* **Short task**
Quote each record exactly, please, leaving none out.

* **Records for the task**

* * *

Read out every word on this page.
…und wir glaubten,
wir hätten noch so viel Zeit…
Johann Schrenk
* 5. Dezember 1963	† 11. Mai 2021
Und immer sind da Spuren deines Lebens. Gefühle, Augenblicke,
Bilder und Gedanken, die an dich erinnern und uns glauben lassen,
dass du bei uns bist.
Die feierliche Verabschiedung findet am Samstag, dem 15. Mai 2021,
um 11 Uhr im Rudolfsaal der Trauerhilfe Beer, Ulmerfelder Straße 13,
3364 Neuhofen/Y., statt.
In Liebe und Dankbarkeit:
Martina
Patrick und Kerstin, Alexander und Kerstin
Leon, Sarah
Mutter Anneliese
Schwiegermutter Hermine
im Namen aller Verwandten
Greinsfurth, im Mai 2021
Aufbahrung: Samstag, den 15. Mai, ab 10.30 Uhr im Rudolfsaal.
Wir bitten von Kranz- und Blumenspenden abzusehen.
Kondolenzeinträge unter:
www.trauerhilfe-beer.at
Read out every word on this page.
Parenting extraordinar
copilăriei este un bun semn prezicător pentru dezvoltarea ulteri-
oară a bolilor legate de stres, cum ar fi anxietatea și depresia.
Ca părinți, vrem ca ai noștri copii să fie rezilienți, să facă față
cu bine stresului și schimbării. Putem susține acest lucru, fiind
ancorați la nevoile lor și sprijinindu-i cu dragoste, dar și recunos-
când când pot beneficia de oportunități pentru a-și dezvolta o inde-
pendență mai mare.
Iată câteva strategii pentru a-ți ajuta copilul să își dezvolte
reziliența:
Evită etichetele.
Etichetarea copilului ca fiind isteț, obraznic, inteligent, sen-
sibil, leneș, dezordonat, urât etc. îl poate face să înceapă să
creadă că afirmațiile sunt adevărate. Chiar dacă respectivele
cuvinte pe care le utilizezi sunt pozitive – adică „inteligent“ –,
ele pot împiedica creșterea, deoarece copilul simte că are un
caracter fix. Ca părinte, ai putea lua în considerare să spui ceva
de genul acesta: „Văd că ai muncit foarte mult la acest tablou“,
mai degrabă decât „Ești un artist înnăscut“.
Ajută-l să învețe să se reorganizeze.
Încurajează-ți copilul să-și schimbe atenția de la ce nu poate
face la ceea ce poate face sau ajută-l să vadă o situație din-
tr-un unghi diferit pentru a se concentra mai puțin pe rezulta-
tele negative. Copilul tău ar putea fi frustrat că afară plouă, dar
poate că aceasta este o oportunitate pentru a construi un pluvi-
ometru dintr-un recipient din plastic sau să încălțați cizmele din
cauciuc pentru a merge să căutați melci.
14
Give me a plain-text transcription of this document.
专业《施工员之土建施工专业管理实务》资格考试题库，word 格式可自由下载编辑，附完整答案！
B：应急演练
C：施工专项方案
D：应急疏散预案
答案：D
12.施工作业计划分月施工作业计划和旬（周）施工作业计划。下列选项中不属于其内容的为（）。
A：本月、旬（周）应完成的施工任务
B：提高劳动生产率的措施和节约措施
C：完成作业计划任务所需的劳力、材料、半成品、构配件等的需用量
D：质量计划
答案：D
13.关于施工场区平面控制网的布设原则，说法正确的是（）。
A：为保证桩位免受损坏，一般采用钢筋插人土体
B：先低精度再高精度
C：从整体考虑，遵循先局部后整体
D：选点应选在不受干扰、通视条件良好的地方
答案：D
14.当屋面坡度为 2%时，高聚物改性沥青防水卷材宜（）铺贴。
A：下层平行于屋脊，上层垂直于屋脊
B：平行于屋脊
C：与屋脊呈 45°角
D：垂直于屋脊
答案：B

* * *

* **Response below**
Read out every word on this page.
…und wir glaubten,
wir hätten noch so viel Zeit…
Johann Schrenk
* 5. Dezember 1963	† 11. Mai 2021
Und immer sind da Spuren deines Lebens. Gefühle, Augenblicke,
Bilder und Gedanken, die an dich erinnern und uns glauben lassen,
dass du bei uns bist.
Die feierliche Verabschiedung findet am Samstag, dem 15. Mai 2021,
um 11 Uhr im Rudolfsaal der Trauerhilfe Beer, Ulmerfelder Straße 13,
3364 Neuhofen/Y., statt.
In Liebe und Dankbarkeit:
Martina
Patrick und Kerstin, Alexander und Kerstin
Leon, Sarah
Mutter Anneliese
Schwiegermutter Hermine
im Namen aller Verwandten
Greinsfurth, im Mai 2021
Aufbahrung: Samstag, den 15. Mai, ab 10.30 Uhr im Rudolfsaal.
Wir bitten von Kranz- und Blumenspenden abzusehen.
Kondolenzeinträge unter:
www.trauerhilfe-beer.at
Read out every word on this page.
Parenting extraordinar
copilăriei este un bun semn prezicător pentru dezvoltarea ulteri-
oară a bolilor legate de stres, cum ar fi anxietatea și depresia.
Ca părinți, vrem ca ai noștri copii să fie rezilienți, să facă față
cu bine stresului și schimbării. Putem susține acest lucru, fiind
ancorați la nevoile lor și sprijinindu-i cu dragoste, dar și recunos-
când când pot beneficia de oportunități pentru a-și dezvolta o inde-
pendență mai mare.
Iată câteva strategii pentru a-ți ajuta copilul să își dezvolte
reziliența:
Evită etichetele.
Etichetarea copilului ca fiind isteț, obraznic, inteligent, sen-
sibil, leneș, dezordonat, urât etc. îl poate face să înceapă să
creadă că afirmațiile sunt adevărate. Chiar dacă respectivele
cuvinte pe care le utilizezi sunt pozitive – adică „inteligent“ –,
ele pot împiedica creșterea, deoarece copilul simte că are un
caracter fix. Ca părinte, ai putea lua în considerare să spui ceva
de genul acesta: „Văd că ai muncit foarte mult la acest tablou“,
mai degrabă decât „Ești un artist înnăscut“.
Ajută-l să învețe să se reorganizeze.
Încurajează-ți copilul să-și schimbe atenția de la ce nu poate
face la ceea ce poate face sau ajută-l să vadă o situație din-
tr-un unghi diferit pentru a se concentra mai puțin pe rezulta-
tele negative. Copilul tău ar putea fi frustrat că afară plouă, dar
poate că aceasta este o oportunitate pentru a construi un pluvi-
ometru dintr-un recipient din plastic sau să încălțați cizmele din
cauciuc pentru a merge să căutați melci.
14
Give me a plain-text transcription of this document.
专业《施工员之土建施工专业管理实务》资格考试题库，word 格式可自由下载编辑，附完整答案！
B：应急演练
C：施工专项方案
D：应急疏散预案
答案：D
12.施工作业计划分月施工作业计划和旬（周）施工作业计划。下列选项中不属于其内容的为（）。
A：本月、旬（周）应完成的施工任务
B：提高劳动生产率的措施和节约措施
C：完成作业计划任务所需的劳力、材料、半成品、构配件等的需用量
D：质量计划
答案：D
13.关于施工场区平面控制网的布设原则，说法正确的是（）。
A：为保证桩位免受损坏，一般采用钢筋插人土体
B：先低精度再高精度
C：从整体考虑，遵循先局部后整体
D：选点应选在不受干扰、通视条件良好的地方
答案：D
14.当屋面坡度为 2%时，高聚物改性沥青防水卷材宜（）铺贴。
A：下层平行于屋脊，上层垂直于屋脊
B：平行于屋脊
C：与屋脊呈 45°角
D：垂直于屋脊
答案：B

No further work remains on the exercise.